_Given exercise_.
List, from the lines below, each one with "Ctas" in it.
--- Extracted data ---
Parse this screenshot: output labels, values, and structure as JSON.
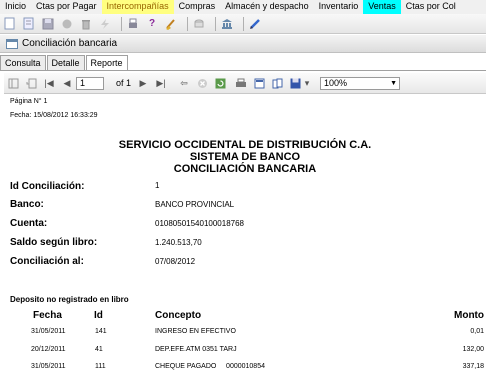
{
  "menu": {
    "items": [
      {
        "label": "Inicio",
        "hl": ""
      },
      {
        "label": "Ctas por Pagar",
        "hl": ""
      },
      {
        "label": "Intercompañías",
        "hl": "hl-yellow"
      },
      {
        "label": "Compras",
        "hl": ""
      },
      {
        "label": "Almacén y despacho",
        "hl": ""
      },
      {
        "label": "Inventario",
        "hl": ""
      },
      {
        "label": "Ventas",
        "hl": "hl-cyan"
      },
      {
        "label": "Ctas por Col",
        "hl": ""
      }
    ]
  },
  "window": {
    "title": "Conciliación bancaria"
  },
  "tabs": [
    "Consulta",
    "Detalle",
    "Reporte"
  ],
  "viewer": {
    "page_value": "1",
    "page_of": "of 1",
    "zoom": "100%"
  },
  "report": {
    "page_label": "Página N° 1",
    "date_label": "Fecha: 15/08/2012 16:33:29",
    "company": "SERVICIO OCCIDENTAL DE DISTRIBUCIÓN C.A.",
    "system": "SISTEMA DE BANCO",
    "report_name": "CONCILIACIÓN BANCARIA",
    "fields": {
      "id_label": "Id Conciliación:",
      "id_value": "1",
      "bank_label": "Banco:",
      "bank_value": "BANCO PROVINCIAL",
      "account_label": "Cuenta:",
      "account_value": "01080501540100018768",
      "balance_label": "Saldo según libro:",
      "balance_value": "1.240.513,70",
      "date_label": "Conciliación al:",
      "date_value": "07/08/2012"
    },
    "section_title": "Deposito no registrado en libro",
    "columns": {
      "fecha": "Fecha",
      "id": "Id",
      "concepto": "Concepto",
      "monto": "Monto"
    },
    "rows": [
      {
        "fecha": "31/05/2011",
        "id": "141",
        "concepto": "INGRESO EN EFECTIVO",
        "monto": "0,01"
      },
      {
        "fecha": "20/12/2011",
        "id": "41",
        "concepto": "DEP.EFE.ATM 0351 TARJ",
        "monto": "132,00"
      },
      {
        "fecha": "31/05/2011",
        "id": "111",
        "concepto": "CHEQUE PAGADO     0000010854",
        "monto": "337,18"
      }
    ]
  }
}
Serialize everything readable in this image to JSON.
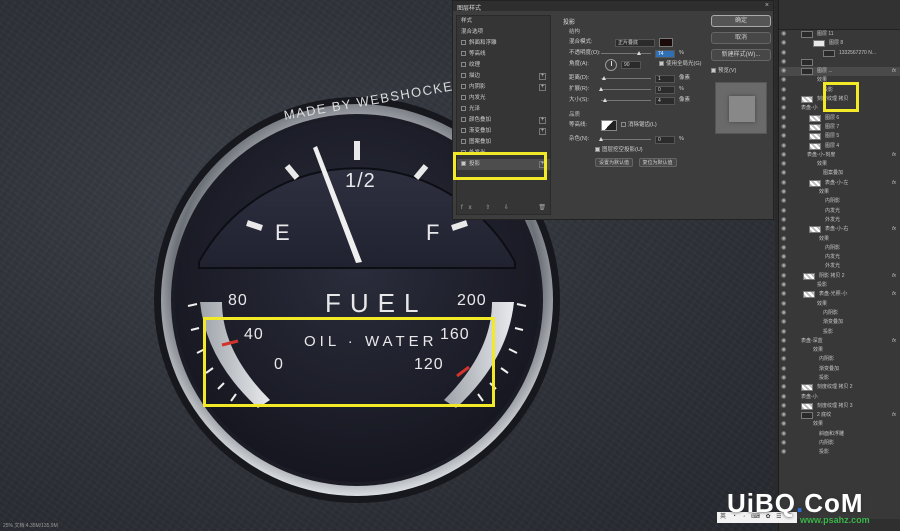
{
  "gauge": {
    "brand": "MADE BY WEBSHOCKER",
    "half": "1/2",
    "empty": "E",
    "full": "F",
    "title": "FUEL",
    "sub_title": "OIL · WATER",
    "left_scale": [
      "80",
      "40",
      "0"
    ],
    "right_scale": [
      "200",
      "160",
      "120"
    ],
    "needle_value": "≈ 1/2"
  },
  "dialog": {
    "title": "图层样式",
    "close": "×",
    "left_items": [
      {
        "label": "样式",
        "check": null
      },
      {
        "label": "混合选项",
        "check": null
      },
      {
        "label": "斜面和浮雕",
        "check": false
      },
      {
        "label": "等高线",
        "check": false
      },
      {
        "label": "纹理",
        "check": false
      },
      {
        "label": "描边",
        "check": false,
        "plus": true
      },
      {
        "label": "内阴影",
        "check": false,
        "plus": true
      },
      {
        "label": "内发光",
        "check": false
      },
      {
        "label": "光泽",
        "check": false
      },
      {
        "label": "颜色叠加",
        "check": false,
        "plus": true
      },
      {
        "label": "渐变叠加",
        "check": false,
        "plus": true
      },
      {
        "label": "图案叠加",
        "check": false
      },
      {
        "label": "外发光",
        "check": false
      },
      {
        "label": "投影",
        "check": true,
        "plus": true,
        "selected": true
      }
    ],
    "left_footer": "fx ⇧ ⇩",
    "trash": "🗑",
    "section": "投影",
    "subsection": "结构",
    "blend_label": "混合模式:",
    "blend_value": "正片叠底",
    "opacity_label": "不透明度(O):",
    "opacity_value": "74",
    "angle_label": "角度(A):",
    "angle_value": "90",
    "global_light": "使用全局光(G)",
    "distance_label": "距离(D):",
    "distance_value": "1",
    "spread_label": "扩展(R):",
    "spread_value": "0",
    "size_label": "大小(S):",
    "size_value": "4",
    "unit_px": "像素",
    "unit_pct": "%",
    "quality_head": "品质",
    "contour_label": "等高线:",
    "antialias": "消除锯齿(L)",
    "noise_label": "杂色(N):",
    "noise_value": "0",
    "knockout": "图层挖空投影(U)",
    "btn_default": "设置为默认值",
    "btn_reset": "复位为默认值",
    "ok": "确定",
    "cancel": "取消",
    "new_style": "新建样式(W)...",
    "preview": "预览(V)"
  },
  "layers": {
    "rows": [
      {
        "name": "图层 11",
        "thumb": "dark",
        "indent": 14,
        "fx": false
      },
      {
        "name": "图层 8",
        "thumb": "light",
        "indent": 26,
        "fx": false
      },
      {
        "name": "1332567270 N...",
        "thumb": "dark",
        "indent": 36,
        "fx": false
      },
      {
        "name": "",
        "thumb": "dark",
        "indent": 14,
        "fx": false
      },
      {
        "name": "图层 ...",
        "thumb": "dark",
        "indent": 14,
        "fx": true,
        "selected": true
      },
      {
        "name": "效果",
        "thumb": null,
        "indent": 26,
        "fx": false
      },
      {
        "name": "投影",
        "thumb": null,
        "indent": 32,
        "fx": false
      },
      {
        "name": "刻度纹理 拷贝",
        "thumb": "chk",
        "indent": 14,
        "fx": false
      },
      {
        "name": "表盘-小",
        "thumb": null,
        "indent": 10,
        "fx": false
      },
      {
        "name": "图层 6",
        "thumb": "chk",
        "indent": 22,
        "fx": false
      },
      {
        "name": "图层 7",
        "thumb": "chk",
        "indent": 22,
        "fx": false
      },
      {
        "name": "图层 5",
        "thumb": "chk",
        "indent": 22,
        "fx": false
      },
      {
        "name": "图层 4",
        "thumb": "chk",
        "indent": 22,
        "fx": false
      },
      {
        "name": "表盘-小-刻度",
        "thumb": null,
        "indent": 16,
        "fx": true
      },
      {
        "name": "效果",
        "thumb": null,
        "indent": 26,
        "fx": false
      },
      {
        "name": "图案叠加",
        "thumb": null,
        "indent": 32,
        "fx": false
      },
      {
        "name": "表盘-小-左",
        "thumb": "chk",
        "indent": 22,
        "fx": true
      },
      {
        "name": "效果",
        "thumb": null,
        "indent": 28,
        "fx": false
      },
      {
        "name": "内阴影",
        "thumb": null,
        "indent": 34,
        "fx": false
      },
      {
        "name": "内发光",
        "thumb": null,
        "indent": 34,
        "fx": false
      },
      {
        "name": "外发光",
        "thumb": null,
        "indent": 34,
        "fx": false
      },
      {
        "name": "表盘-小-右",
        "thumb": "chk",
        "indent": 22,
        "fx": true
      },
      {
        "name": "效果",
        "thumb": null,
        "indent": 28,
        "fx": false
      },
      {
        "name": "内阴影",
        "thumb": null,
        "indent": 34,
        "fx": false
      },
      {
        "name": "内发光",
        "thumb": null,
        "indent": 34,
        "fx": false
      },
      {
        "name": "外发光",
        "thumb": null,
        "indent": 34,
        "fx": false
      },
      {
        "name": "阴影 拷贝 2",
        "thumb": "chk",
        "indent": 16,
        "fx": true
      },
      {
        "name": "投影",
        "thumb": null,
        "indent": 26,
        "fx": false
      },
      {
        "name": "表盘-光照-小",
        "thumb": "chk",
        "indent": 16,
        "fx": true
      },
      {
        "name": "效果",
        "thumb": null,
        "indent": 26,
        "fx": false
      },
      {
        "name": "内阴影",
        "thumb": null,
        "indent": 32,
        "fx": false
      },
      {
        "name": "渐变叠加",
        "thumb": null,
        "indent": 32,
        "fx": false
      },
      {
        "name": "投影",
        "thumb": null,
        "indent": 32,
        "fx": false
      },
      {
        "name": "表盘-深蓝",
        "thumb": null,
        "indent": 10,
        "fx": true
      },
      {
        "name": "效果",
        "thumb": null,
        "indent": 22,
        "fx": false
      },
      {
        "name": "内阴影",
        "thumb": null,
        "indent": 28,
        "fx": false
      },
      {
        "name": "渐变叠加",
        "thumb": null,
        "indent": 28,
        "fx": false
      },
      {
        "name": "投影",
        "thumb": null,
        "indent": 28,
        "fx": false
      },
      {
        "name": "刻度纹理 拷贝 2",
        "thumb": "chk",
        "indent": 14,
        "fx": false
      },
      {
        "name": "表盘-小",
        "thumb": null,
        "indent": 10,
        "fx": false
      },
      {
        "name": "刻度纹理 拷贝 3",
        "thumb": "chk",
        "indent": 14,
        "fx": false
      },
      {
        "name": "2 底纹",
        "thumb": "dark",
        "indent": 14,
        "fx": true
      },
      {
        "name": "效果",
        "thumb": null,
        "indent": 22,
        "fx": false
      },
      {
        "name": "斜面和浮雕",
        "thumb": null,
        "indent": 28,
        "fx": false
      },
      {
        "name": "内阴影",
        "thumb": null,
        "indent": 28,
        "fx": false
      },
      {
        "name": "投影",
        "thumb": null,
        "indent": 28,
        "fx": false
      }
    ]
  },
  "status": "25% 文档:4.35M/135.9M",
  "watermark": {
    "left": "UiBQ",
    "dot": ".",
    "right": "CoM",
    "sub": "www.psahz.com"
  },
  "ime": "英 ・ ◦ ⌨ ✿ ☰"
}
---
_Written answer_.
        "label": "Ctas por Pagar",
        "label": "Ctas por Col",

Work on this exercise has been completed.